MATERIAL:

|---|

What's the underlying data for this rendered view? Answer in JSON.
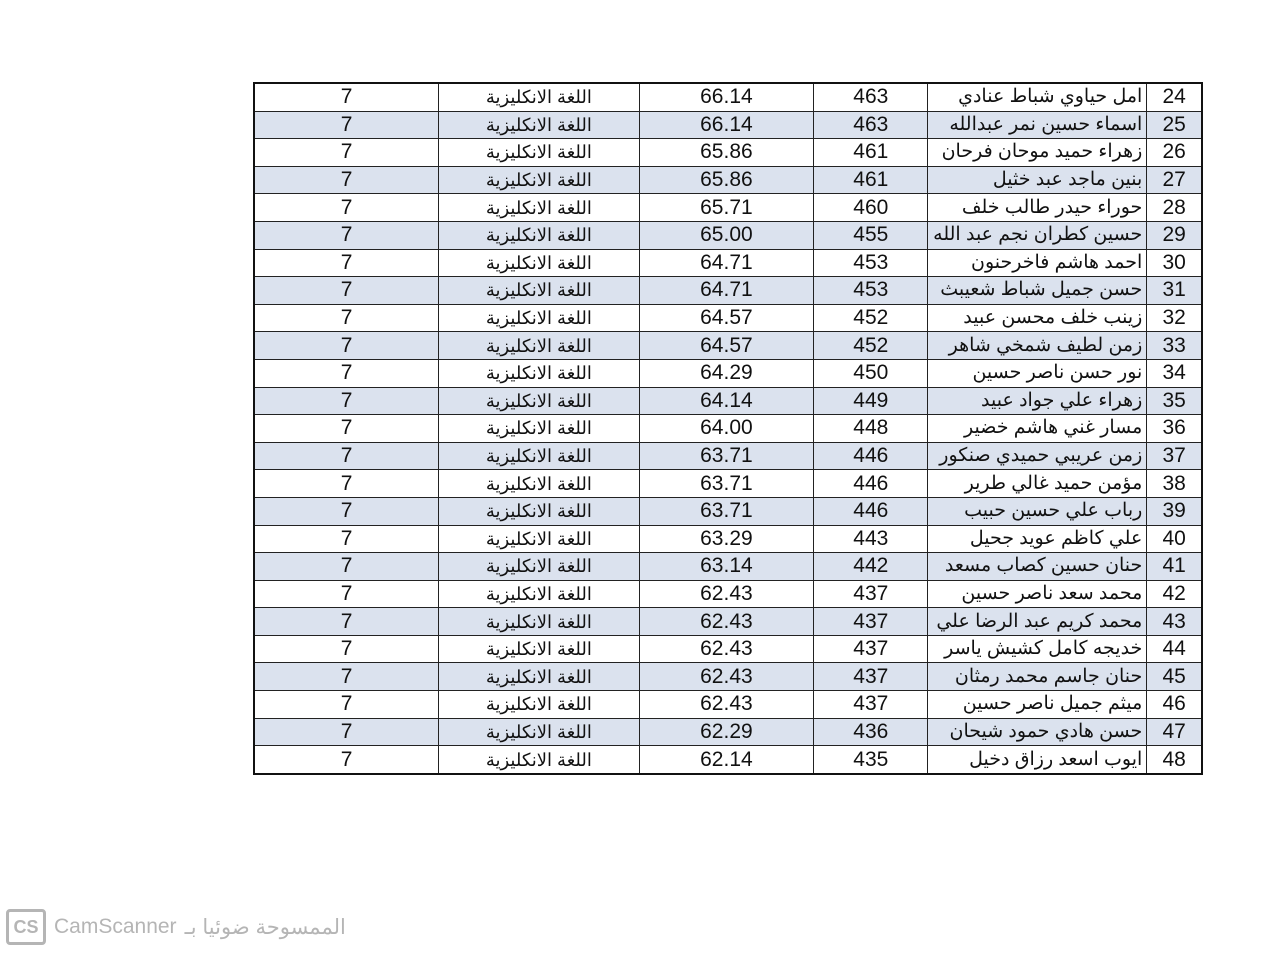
{
  "table": {
    "rows": [
      {
        "num": "24",
        "name": "امل حياوي شباط عنادي",
        "total": "463",
        "avg": "66.14",
        "subject": "اللغة الانكليزية",
        "grade": "7"
      },
      {
        "num": "25",
        "name": "اسماء حسين نمر عبدالله",
        "total": "463",
        "avg": "66.14",
        "subject": "اللغة الانكليزية",
        "grade": "7"
      },
      {
        "num": "26",
        "name": "زهراء حميد موحان فرحان",
        "total": "461",
        "avg": "65.86",
        "subject": "اللغة الانكليزية",
        "grade": "7"
      },
      {
        "num": "27",
        "name": "بنين ماجد عبد خثيل",
        "total": "461",
        "avg": "65.86",
        "subject": "اللغة الانكليزية",
        "grade": "7"
      },
      {
        "num": "28",
        "name": "حوراء حيدر طالب خلف",
        "total": "460",
        "avg": "65.71",
        "subject": "اللغة الانكليزية",
        "grade": "7"
      },
      {
        "num": "29",
        "name": "حسين كطران نجم عبد الله",
        "total": "455",
        "avg": "65.00",
        "subject": "اللغة الانكليزية",
        "grade": "7"
      },
      {
        "num": "30",
        "name": "احمد هاشم فاخرحنون",
        "total": "453",
        "avg": "64.71",
        "subject": "اللغة الانكليزية",
        "grade": "7"
      },
      {
        "num": "31",
        "name": "حسن جميل شباط شعيبث",
        "total": "453",
        "avg": "64.71",
        "subject": "اللغة الانكليزية",
        "grade": "7"
      },
      {
        "num": "32",
        "name": "زينب خلف محسن عبيد",
        "total": "452",
        "avg": "64.57",
        "subject": "اللغة الانكليزية",
        "grade": "7"
      },
      {
        "num": "33",
        "name": "زمن لطيف شمخي شاهر",
        "total": "452",
        "avg": "64.57",
        "subject": "اللغة الانكليزية",
        "grade": "7"
      },
      {
        "num": "34",
        "name": "نور حسن ناصر حسين",
        "total": "450",
        "avg": "64.29",
        "subject": "اللغة الانكليزية",
        "grade": "7"
      },
      {
        "num": "35",
        "name": "زهراء علي جواد عبيد",
        "total": "449",
        "avg": "64.14",
        "subject": "اللغة الانكليزية",
        "grade": "7"
      },
      {
        "num": "36",
        "name": "مسار غني هاشم خضير",
        "total": "448",
        "avg": "64.00",
        "subject": "اللغة الانكليزية",
        "grade": "7"
      },
      {
        "num": "37",
        "name": "زمن عريبي حميدي صنكور",
        "total": "446",
        "avg": "63.71",
        "subject": "اللغة الانكليزية",
        "grade": "7"
      },
      {
        "num": "38",
        "name": "مؤمن حميد غالي طرير",
        "total": "446",
        "avg": "63.71",
        "subject": "اللغة الانكليزية",
        "grade": "7"
      },
      {
        "num": "39",
        "name": "رباب علي حسين حبيب",
        "total": "446",
        "avg": "63.71",
        "subject": "اللغة الانكليزية",
        "grade": "7"
      },
      {
        "num": "40",
        "name": "علي كاظم عويد جحيل",
        "total": "443",
        "avg": "63.29",
        "subject": "اللغة الانكليزية",
        "grade": "7"
      },
      {
        "num": "41",
        "name": "حنان حسين كصاب مسعد",
        "total": "442",
        "avg": "63.14",
        "subject": "اللغة الانكليزية",
        "grade": "7"
      },
      {
        "num": "42",
        "name": "محمد سعد ناصر حسين",
        "total": "437",
        "avg": "62.43",
        "subject": "اللغة الانكليزية",
        "grade": "7"
      },
      {
        "num": "43",
        "name": "محمد كريم عبد الرضا علي",
        "total": "437",
        "avg": "62.43",
        "subject": "اللغة الانكليزية",
        "grade": "7"
      },
      {
        "num": "44",
        "name": "خديجه كامل كشيش ياسر",
        "total": "437",
        "avg": "62.43",
        "subject": "اللغة الانكليزية",
        "grade": "7"
      },
      {
        "num": "45",
        "name": "حنان جاسم محمد رمثان",
        "total": "437",
        "avg": "62.43",
        "subject": "اللغة الانكليزية",
        "grade": "7"
      },
      {
        "num": "46",
        "name": "ميثم جميل ناصر حسين",
        "total": "437",
        "avg": "62.43",
        "subject": "اللغة الانكليزية",
        "grade": "7"
      },
      {
        "num": "47",
        "name": "حسن هادي حمود شيحان",
        "total": "436",
        "avg": "62.29",
        "subject": "اللغة الانكليزية",
        "grade": "7"
      },
      {
        "num": "48",
        "name": "ايوب اسعد رزاق دخيل",
        "total": "435",
        "avg": "62.14",
        "subject": "اللغة الانكليزية",
        "grade": "7"
      }
    ],
    "shade_color": "#dbe2ee"
  },
  "watermark": {
    "logo": "CS",
    "brand": "CamScanner",
    "prefix": "الممسوحة ضوئيا بـ"
  }
}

|---|

CHALLENGE:
Copy each line above that contains the word "شباط".

RESULT:
        "name": "امل حياوي شباط عنادي",
        "name": "حسن جميل شباط شعيبث",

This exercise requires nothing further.